**Challenge**
Below are the records; locate each line with the word "Ethnicity" and copy it.

** start **

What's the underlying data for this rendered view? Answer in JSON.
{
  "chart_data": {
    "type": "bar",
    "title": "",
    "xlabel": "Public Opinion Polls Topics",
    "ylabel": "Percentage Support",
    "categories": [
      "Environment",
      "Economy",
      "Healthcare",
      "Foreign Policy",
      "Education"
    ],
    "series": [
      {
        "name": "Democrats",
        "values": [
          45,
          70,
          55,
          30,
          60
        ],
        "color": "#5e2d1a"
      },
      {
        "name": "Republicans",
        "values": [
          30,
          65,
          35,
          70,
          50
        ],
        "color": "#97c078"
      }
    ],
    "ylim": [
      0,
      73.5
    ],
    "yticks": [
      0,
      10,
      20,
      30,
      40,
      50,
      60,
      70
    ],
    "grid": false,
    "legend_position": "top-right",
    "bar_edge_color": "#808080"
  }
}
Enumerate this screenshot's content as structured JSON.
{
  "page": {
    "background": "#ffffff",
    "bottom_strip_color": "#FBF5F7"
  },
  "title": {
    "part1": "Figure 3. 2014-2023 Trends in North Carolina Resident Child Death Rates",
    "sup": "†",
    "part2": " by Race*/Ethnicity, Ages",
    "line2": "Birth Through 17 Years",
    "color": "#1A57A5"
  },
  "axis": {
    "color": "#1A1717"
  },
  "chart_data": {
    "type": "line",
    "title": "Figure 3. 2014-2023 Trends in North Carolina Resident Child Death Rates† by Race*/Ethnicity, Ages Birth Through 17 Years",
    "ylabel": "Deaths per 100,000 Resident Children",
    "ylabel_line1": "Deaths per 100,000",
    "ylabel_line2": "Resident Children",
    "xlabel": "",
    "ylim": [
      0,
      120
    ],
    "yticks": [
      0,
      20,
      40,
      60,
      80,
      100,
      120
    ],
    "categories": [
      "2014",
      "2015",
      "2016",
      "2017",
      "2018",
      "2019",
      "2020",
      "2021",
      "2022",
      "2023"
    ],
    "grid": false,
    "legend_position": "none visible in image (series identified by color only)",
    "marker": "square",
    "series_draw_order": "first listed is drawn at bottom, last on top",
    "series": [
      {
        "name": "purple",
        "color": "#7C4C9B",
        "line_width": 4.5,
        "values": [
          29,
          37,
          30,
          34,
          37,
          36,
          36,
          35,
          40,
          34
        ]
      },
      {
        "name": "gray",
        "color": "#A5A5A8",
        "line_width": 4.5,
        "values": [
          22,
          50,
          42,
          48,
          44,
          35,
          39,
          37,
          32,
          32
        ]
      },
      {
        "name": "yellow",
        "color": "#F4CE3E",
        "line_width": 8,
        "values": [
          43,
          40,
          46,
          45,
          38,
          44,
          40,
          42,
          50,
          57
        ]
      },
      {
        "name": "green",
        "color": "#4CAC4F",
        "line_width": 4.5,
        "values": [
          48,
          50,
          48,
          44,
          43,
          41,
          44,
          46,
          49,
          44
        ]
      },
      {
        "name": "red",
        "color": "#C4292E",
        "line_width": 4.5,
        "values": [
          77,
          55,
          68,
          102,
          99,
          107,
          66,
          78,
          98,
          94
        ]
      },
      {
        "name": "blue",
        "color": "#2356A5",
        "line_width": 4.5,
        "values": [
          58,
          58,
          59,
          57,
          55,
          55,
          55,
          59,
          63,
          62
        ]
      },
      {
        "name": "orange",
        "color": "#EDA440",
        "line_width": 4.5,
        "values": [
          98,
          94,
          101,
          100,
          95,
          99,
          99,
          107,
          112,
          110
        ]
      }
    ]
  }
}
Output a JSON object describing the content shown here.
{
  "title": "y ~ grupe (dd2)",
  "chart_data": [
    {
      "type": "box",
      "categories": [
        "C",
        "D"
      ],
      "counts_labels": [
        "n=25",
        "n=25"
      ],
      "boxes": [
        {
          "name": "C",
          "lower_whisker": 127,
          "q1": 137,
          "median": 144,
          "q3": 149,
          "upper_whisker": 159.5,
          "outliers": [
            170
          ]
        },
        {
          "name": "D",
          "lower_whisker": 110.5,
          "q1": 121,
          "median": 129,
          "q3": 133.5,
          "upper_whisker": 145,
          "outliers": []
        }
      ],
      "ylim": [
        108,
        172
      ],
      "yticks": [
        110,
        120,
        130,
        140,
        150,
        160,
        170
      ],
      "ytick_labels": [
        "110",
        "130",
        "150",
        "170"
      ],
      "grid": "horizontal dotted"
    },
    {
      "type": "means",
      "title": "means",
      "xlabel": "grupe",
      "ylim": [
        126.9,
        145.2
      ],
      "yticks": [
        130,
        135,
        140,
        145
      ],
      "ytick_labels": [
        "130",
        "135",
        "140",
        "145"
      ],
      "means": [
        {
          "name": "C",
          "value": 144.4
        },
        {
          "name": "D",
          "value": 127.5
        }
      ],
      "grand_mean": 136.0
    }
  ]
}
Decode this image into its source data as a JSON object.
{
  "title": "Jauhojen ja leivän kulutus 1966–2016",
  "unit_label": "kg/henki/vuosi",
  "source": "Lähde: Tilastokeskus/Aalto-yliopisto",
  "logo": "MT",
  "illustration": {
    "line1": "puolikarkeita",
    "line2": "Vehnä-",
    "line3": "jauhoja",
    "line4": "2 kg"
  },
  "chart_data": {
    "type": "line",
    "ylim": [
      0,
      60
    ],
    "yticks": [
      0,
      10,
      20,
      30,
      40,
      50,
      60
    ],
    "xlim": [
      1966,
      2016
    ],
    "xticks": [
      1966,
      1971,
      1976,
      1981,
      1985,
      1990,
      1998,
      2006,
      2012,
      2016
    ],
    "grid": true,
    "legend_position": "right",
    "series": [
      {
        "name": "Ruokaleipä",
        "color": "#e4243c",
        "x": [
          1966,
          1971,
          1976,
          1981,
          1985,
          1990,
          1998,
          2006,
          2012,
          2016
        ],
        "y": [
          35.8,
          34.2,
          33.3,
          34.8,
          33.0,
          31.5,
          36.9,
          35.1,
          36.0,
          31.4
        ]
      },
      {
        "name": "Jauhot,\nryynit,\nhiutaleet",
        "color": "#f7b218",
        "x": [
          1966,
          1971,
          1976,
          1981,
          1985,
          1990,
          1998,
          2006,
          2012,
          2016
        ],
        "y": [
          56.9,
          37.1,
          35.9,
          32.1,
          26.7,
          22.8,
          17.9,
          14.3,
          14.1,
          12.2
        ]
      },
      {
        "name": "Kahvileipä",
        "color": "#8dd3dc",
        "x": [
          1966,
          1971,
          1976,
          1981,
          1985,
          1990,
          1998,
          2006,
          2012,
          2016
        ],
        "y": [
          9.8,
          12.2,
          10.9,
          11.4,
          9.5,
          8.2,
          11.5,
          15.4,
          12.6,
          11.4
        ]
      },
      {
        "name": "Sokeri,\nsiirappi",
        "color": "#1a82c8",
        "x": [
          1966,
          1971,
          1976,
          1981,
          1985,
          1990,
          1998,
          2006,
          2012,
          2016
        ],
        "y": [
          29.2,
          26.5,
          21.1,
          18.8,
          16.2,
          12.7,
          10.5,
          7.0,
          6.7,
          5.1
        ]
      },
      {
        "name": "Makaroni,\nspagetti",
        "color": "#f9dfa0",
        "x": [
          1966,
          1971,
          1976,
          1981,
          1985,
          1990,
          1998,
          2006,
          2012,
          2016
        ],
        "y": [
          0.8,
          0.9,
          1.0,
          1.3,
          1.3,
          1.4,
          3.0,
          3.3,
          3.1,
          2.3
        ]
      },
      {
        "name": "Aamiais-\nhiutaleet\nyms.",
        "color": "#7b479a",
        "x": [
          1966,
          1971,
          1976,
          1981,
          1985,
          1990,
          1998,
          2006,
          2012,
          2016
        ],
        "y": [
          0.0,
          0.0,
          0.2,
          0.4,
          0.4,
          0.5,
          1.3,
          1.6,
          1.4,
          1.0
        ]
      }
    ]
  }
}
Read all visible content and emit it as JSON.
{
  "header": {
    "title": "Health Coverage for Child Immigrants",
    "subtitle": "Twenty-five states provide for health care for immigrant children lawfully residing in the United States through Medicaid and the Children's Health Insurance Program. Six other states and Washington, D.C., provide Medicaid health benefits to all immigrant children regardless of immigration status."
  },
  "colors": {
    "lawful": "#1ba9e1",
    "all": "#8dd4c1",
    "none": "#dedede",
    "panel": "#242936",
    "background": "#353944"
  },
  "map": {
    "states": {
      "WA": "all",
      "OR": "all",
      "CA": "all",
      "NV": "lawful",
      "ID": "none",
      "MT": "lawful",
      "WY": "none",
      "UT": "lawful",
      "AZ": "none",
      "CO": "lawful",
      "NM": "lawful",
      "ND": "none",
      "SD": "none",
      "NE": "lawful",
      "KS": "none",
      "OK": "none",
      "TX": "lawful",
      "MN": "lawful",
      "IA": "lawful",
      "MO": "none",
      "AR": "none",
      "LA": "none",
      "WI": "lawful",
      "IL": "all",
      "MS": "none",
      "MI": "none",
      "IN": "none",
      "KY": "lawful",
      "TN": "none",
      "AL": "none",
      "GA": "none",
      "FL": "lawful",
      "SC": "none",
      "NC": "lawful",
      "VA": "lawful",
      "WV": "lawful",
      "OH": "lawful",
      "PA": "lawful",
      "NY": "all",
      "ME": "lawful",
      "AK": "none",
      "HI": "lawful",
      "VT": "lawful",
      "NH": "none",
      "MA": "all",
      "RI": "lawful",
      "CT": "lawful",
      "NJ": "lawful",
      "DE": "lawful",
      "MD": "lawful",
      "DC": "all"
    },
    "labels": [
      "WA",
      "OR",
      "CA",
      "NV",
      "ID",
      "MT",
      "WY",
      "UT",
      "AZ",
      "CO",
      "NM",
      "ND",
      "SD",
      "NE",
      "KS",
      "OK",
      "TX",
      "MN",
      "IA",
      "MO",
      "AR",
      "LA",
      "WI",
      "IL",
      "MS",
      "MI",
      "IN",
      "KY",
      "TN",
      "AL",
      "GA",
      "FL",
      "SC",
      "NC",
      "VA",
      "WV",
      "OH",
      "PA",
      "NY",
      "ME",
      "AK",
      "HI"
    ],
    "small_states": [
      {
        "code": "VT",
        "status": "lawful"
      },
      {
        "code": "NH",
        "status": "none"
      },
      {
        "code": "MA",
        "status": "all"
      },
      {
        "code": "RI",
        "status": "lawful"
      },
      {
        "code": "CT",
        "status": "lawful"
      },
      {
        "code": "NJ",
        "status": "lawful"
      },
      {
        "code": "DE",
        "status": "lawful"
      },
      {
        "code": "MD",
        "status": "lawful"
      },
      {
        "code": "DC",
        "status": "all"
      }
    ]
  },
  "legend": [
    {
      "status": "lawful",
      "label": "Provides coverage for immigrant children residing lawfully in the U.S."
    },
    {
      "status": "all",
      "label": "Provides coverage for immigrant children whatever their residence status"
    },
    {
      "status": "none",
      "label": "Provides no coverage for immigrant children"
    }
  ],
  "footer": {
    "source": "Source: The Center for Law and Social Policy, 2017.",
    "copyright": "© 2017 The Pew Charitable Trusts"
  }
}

** end **

**In response**
    "part2": " by Race*/Ethnicity, Ages",
    "title": "Figure 3. 2014-2023 Trends in North Carolina Resident Child Death Rates† by Race*/Ethnicity, Ages Birth Through 17 Years",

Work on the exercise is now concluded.